_STORED DATA_
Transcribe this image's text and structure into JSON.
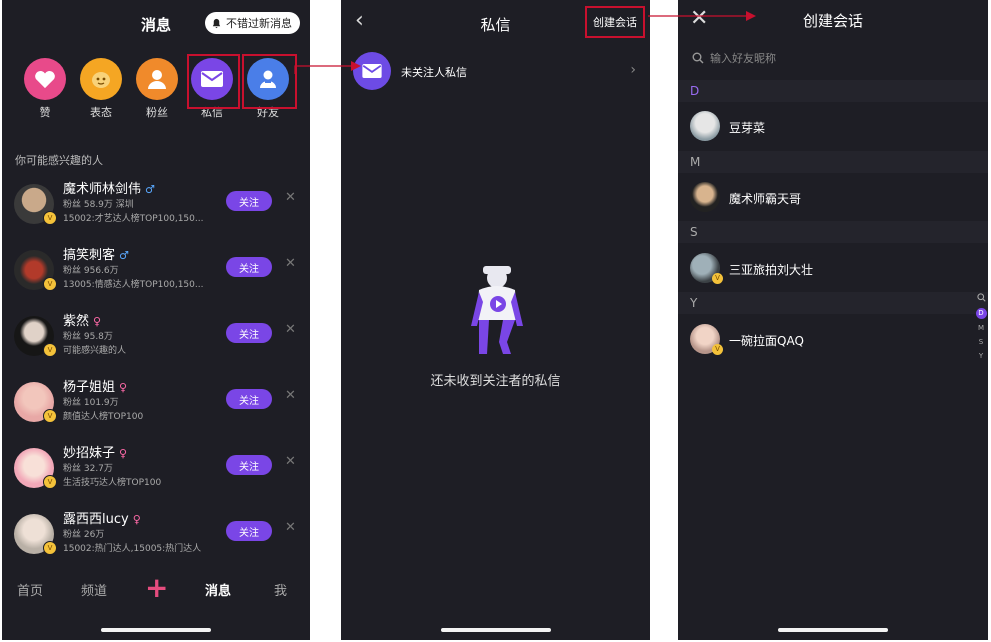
{
  "accent": "#7a46e6",
  "highlight_color": "#c8102e",
  "screen1": {
    "title": "消息",
    "tip": "不错过新消息",
    "categories": [
      {
        "label": "赞",
        "color": "#e84a8a",
        "icon": "heart-icon"
      },
      {
        "label": "表态",
        "color": "#f5a623",
        "icon": "emoji-icon"
      },
      {
        "label": "粉丝",
        "color": "#f08a2b",
        "icon": "person-icon"
      },
      {
        "label": "私信",
        "color": "#7a46e6",
        "icon": "mail-icon"
      },
      {
        "label": "好友",
        "color": "#4a7ee8",
        "icon": "friend-icon"
      }
    ],
    "section_title": "你可能感兴趣的人",
    "follow_label": "关注",
    "users": [
      {
        "name": "魔术师林剑伟",
        "sex": "♂",
        "meta1": "粉丝 58.9万   深圳",
        "meta2": "15002:才艺达人榜TOP100,150..."
      },
      {
        "name": "搞笑刺客",
        "sex": "♂",
        "meta1": "粉丝 956.6万",
        "meta2": "13005:情感达人榜TOP100,150..."
      },
      {
        "name": "紫然",
        "sex": "♀",
        "meta1": "粉丝 95.8万",
        "meta2": "可能感兴趣的人"
      },
      {
        "name": "杨子姐姐",
        "sex": "♀",
        "meta1": "粉丝 101.9万",
        "meta2": "颜值达人榜TOP100"
      },
      {
        "name": "妙招妹子",
        "sex": "♀",
        "meta1": "粉丝 32.7万",
        "meta2": "生活技巧达人榜TOP100"
      },
      {
        "name": "露西西lucy",
        "sex": "♀",
        "meta1": "粉丝 26万",
        "meta2": "15002:热门达人,15005:热门达人"
      }
    ],
    "nav": [
      "首页",
      "频道",
      "消息",
      "我"
    ]
  },
  "screen2": {
    "title": "私信",
    "create_label": "创建会话",
    "row_label": "未关注人私信",
    "empty_text": "还未收到关注者的私信"
  },
  "screen3": {
    "title": "创建会话",
    "search_placeholder": "输入好友昵称",
    "groups": [
      {
        "letter": "D",
        "name": "豆芽菜"
      },
      {
        "letter": "M",
        "name": "魔术师霸天哥"
      },
      {
        "letter": "S",
        "name": "三亚旅拍刘大壮"
      },
      {
        "letter": "Y",
        "name": "一碗拉面QAQ"
      }
    ],
    "index": [
      "D",
      "M",
      "S",
      "Y"
    ]
  }
}
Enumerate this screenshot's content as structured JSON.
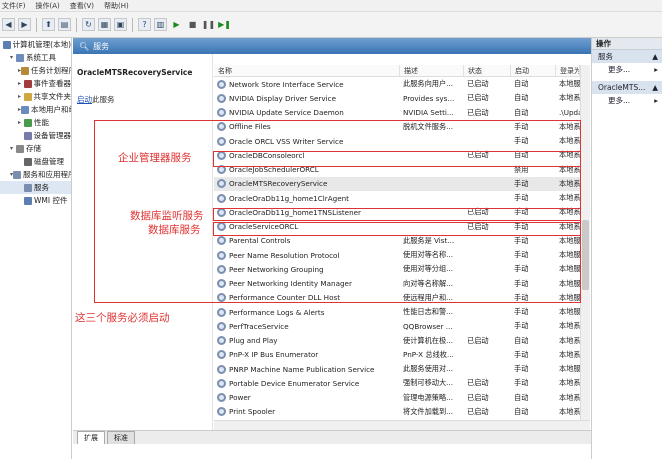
{
  "menubar": {
    "items": [
      "文件(F)",
      "操作(A)",
      "查看(V)",
      "帮助(H)"
    ]
  },
  "tree": {
    "items": [
      {
        "label": "计算机管理(本地)",
        "level": 0,
        "expander": "",
        "color": "#5b7fb0"
      },
      {
        "label": "系统工具",
        "level": 1,
        "expander": "▾",
        "color": "#6e8cbd"
      },
      {
        "label": "任务计划程序",
        "level": 2,
        "expander": "▸",
        "color": "#b58a3c"
      },
      {
        "label": "事件查看器",
        "level": 2,
        "expander": "▸",
        "color": "#a33c3c"
      },
      {
        "label": "共享文件夹",
        "level": 2,
        "expander": "▸",
        "color": "#d0a640"
      },
      {
        "label": "本地用户和组",
        "level": 2,
        "expander": "▸",
        "color": "#6a8ac0"
      },
      {
        "label": "性能",
        "level": 2,
        "expander": "▸",
        "color": "#4b9a4b"
      },
      {
        "label": "设备管理器",
        "level": 2,
        "expander": "",
        "color": "#7a7aa8"
      },
      {
        "label": "存储",
        "level": 1,
        "expander": "▾",
        "color": "#888"
      },
      {
        "label": "磁盘管理",
        "level": 2,
        "expander": "",
        "color": "#666"
      },
      {
        "label": "服务和应用程序",
        "level": 1,
        "expander": "▾",
        "color": "#7a8fb0"
      },
      {
        "label": "服务",
        "level": 2,
        "expander": "",
        "color": "#7a8fb0"
      },
      {
        "label": "WMI 控件",
        "level": 2,
        "expander": "",
        "color": "#5b7fb0"
      }
    ]
  },
  "panel": {
    "title": "服务"
  },
  "detail": {
    "service_title": "OracleMTSRecoveryService",
    "link": "启动",
    "link_suffix": "此服务"
  },
  "columns": [
    "名称",
    "描述",
    "状态",
    "启动",
    "登录为"
  ],
  "services": [
    {
      "name": "Network Store Interface Service",
      "desc": "此服务向用户...",
      "status": "已启动",
      "startup": "自动",
      "logon": "本地服务"
    },
    {
      "name": "NVIDIA Display Driver Service",
      "desc": "Provides sys...",
      "status": "已启动",
      "startup": "自动",
      "logon": "本地系统"
    },
    {
      "name": "NVIDIA Update Service Daemon",
      "desc": "NVIDIA Setti...",
      "status": "已启动",
      "startup": "自动",
      "logon": ".\\UpdatusUser"
    },
    {
      "name": "Offline Files",
      "desc": "脱机文件服务...",
      "status": "",
      "startup": "手动",
      "logon": "本地系统"
    },
    {
      "name": "Oracle ORCL VSS Writer Service",
      "desc": "",
      "status": "",
      "startup": "手动",
      "logon": "本地系统"
    },
    {
      "name": "OracleDBConsoleorcl",
      "desc": "",
      "status": "已启动",
      "startup": "自动",
      "logon": "本地系统"
    },
    {
      "name": "OracleJobSchedulerORCL",
      "desc": "",
      "status": "",
      "startup": "禁用",
      "logon": "本地系统"
    },
    {
      "name": "OracleMTSRecoveryService",
      "desc": "",
      "status": "",
      "startup": "手动",
      "logon": "本地系统"
    },
    {
      "name": "OracleOraDb11g_home1ClrAgent",
      "desc": "",
      "status": "",
      "startup": "手动",
      "logon": "本地系统"
    },
    {
      "name": "OracleOraDb11g_home1TNSListener",
      "desc": "",
      "status": "已启动",
      "startup": "手动",
      "logon": "本地系统"
    },
    {
      "name": "OracleServiceORCL",
      "desc": "",
      "status": "已启动",
      "startup": "手动",
      "logon": "本地系统"
    },
    {
      "name": "Parental Controls",
      "desc": "此服务是 Vist...",
      "status": "",
      "startup": "手动",
      "logon": "本地服务"
    },
    {
      "name": "Peer Name Resolution Protocol",
      "desc": "使用对等名称...",
      "status": "",
      "startup": "手动",
      "logon": "本地服务"
    },
    {
      "name": "Peer Networking Grouping",
      "desc": "使用对等分组...",
      "status": "",
      "startup": "手动",
      "logon": "本地服务"
    },
    {
      "name": "Peer Networking Identity Manager",
      "desc": "向对等名称解...",
      "status": "",
      "startup": "手动",
      "logon": "本地服务"
    },
    {
      "name": "Performance Counter DLL Host",
      "desc": "使远程用户和...",
      "status": "",
      "startup": "手动",
      "logon": "本地服务"
    },
    {
      "name": "Performance Logs & Alerts",
      "desc": "性能日志和警...",
      "status": "",
      "startup": "手动",
      "logon": "本地服务"
    },
    {
      "name": "PerfTraceService",
      "desc": "QQBrowser ...",
      "status": "",
      "startup": "手动",
      "logon": "本地系统"
    },
    {
      "name": "Plug and Play",
      "desc": "使计算机在极...",
      "status": "已启动",
      "startup": "自动",
      "logon": "本地系统"
    },
    {
      "name": "PnP-X IP Bus Enumerator",
      "desc": "PnP-X 总线枚...",
      "status": "",
      "startup": "手动",
      "logon": "本地系统"
    },
    {
      "name": "PNRP Machine Name Publication Service",
      "desc": "此服务使用对...",
      "status": "",
      "startup": "手动",
      "logon": "本地服务"
    },
    {
      "name": "Portable Device Enumerator Service",
      "desc": "强制可移动大...",
      "status": "已启动",
      "startup": "手动",
      "logon": "本地系统"
    },
    {
      "name": "Power",
      "desc": "管理电源策略...",
      "status": "已启动",
      "startup": "自动",
      "logon": "本地系统"
    },
    {
      "name": "Print Spooler",
      "desc": "将文件加载到...",
      "status": "已启动",
      "startup": "自动",
      "logon": "本地系统"
    }
  ],
  "tabs": [
    "扩展",
    "标准"
  ],
  "actions": {
    "header": "操作",
    "sections": [
      {
        "title": "服务",
        "more": "更多..."
      },
      {
        "title": "OracleMTS...",
        "more": "更多..."
      }
    ]
  },
  "annotations": {
    "enterprise": "企业管理器服务",
    "listener": "数据库监听服务",
    "database": "数据库服务",
    "must_start": "这三个服务必须启动"
  },
  "colors": {
    "annotation": "#e03232",
    "header": "#3a74b4"
  }
}
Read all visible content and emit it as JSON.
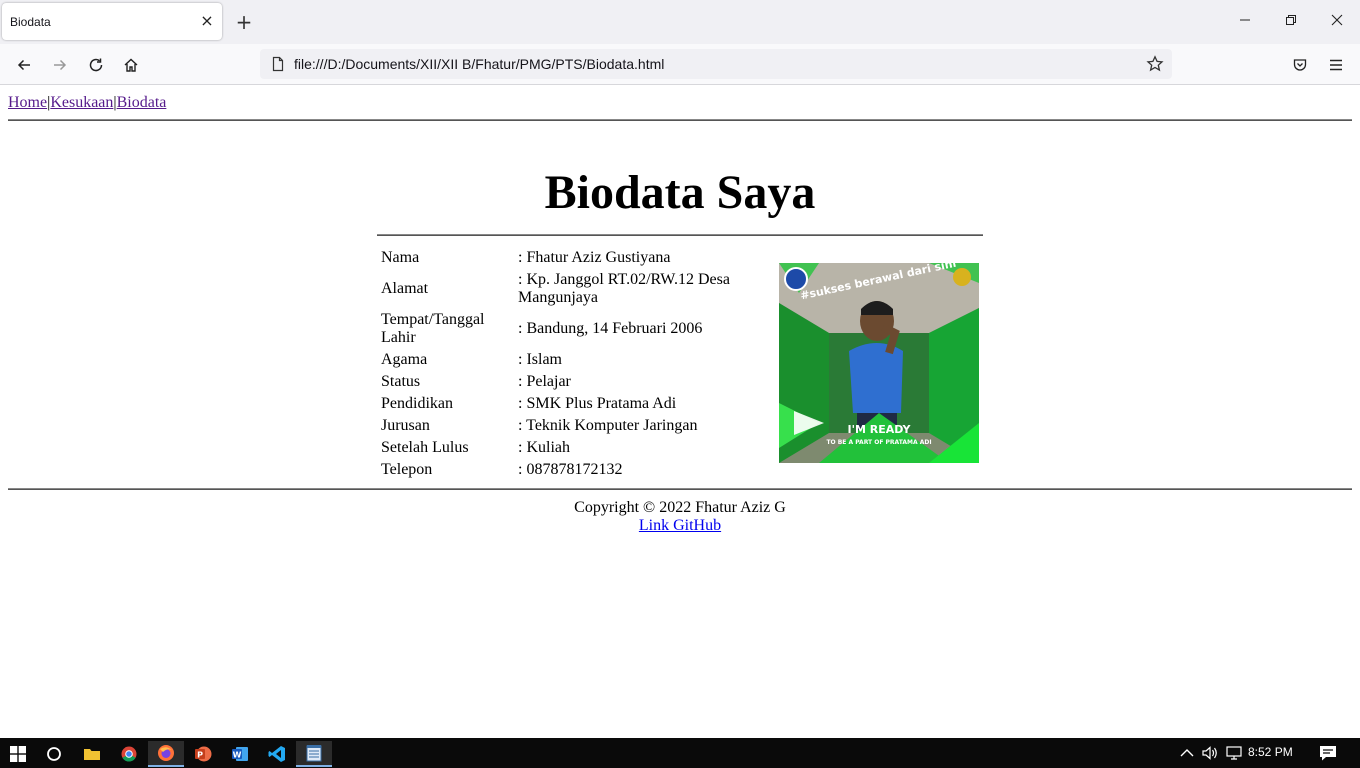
{
  "browser": {
    "tab_title": "Biodata",
    "tab_close": "×",
    "new_tab": "+",
    "url": "file:///D:/Documents/XII/XII B/Fhatur/PMG/PTS/Biodata.html"
  },
  "page": {
    "nav": [
      {
        "label": "Home"
      },
      {
        "label": "Kesukaan"
      },
      {
        "label": "Biodata"
      }
    ],
    "nav_separator": "|",
    "heading": "Biodata Saya",
    "rows": [
      {
        "label": "Nama",
        "value": ": Fhatur Aziz Gustiyana"
      },
      {
        "label": "Alamat",
        "value": ": Kp. Janggol RT.02/RW.12 Desa Mangunjaya"
      },
      {
        "label": "Tempat/Tanggal Lahir",
        "value": ": Bandung, 14 Februari 2006"
      },
      {
        "label": "Agama",
        "value": ": Islam"
      },
      {
        "label": "Status",
        "value": ": Pelajar"
      },
      {
        "label": "Pendidikan",
        "value": ": SMK Plus Pratama Adi"
      },
      {
        "label": "Jurusan",
        "value": ": Teknik Komputer Jaringan"
      },
      {
        "label": "Setelah Lulus",
        "value": ": Kuliah"
      },
      {
        "label": "Telepon",
        "value": ": 087878172132"
      }
    ],
    "photo": {
      "text_top": "#sukses berawal dari sini",
      "text_ready": "I'M READY",
      "text_sub": "TO BE A PART OF PRATAMA ADI"
    },
    "footer": {
      "copyright": "Copyright © 2022 Fhatur Aziz G",
      "link": "Link GitHub"
    }
  },
  "taskbar": {
    "clock": "8:52 PM"
  },
  "colors": {
    "visited_link": "#551a8b",
    "link": "#0000ee",
    "photo_green": "#1fb53a",
    "photo_shirt": "#2f6fd0"
  }
}
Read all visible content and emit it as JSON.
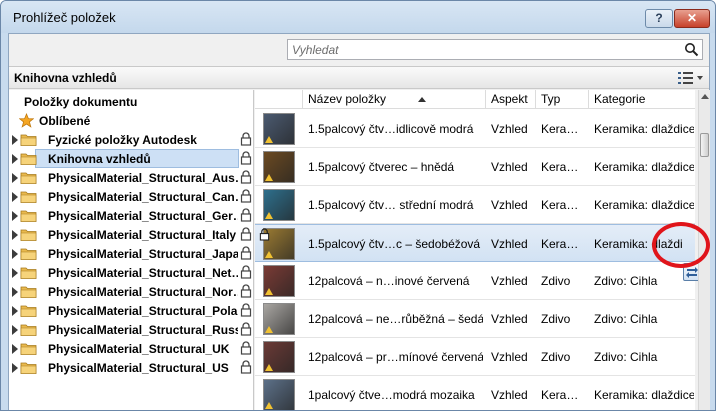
{
  "window": {
    "title": "Prohlížeč položek",
    "help_label": "?",
    "close_label": "✕"
  },
  "search": {
    "placeholder": "Vyhledat",
    "icon": "search-icon"
  },
  "library": {
    "title": "Knihovna vzhledů",
    "view_icon": "list-view-icon"
  },
  "tree": {
    "header": "Položky dokumentu",
    "favorites": "Oblíbené",
    "items": [
      {
        "label": "Fyzické položky Autodesk",
        "locked": true,
        "selected": false
      },
      {
        "label": "Knihovna vzhledů",
        "locked": true,
        "selected": true
      },
      {
        "label": "PhysicalMaterial_Structural_Aus…",
        "locked": true,
        "selected": false
      },
      {
        "label": "PhysicalMaterial_Structural_Can…",
        "locked": true,
        "selected": false
      },
      {
        "label": "PhysicalMaterial_Structural_Ger…",
        "locked": true,
        "selected": false
      },
      {
        "label": "PhysicalMaterial_Structural_Italy",
        "locked": true,
        "selected": false
      },
      {
        "label": "PhysicalMaterial_Structural_Japan",
        "locked": true,
        "selected": false
      },
      {
        "label": "PhysicalMaterial_Structural_Net…",
        "locked": true,
        "selected": false
      },
      {
        "label": "PhysicalMaterial_Structural_Nor…",
        "locked": true,
        "selected": false
      },
      {
        "label": "PhysicalMaterial_Structural_Pola…",
        "locked": true,
        "selected": false
      },
      {
        "label": "PhysicalMaterial_Structural_Russia",
        "locked": true,
        "selected": false
      },
      {
        "label": "PhysicalMaterial_Structural_UK",
        "locked": true,
        "selected": false
      },
      {
        "label": "PhysicalMaterial_Structural_US",
        "locked": true,
        "selected": false
      }
    ]
  },
  "grid": {
    "columns": [
      "Název položky",
      "Aspekt",
      "Typ",
      "Kategorie"
    ],
    "rows": [
      {
        "name": "1.5palcový čtv…idlicově modrá",
        "aspect": "Vzhled",
        "type": "Kera…",
        "category": "Keramika: dlaždice",
        "color": "#4b5a70"
      },
      {
        "name": "1.5palcový čtverec – hnědá",
        "aspect": "Vzhled",
        "type": "Kera…",
        "category": "Keramika: dlaždice",
        "color": "#6b4a22"
      },
      {
        "name": "1.5palcový čtv… střední modrá",
        "aspect": "Vzhled",
        "type": "Kera…",
        "category": "Keramika: dlaždice",
        "color": "#2e6f8c"
      },
      {
        "name": "1.5palcový čtv…c – šedobéžová",
        "aspect": "Vzhled",
        "type": "Kera…",
        "category": "Keramika: dlaždice",
        "color": "#9a7a32"
      },
      {
        "name": "12palcová – n…inové červená",
        "aspect": "Vzhled",
        "type": "Zdivo",
        "category": "Zdivo: Cihla",
        "color": "#7a3b35"
      },
      {
        "name": "12palcová – ne…růběžná – šedá",
        "aspect": "Vzhled",
        "type": "Zdivo",
        "category": "Zdivo: Cihla",
        "color": "#a9a6a2"
      },
      {
        "name": "12palcová – pr…mínové červená",
        "aspect": "Vzhled",
        "type": "Zdivo",
        "category": "Zdivo: Cihla",
        "color": "#6a3a36"
      },
      {
        "name": "1palcový čtve…modrá mozaika",
        "aspect": "Vzhled",
        "type": "Kera…",
        "category": "Keramika: dlaždice",
        "color": "#5c7088"
      }
    ]
  },
  "colors": {
    "accent": "#cde0f5",
    "annotation_circle": "#e0151b"
  }
}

_EXERCISE DIRECTIONS_
Out of the preceding entries, pull every line containing the string "Fhatur".

_EXERCISE RESULT_
    "url": "file:///D:/Documents/XII/XII B/Fhatur/PMG/PTS/Biodata.html"
        "value": ": Fhatur Aziz Gustiyana"
      "copyright": "Copyright © 2022 Fhatur Aziz G",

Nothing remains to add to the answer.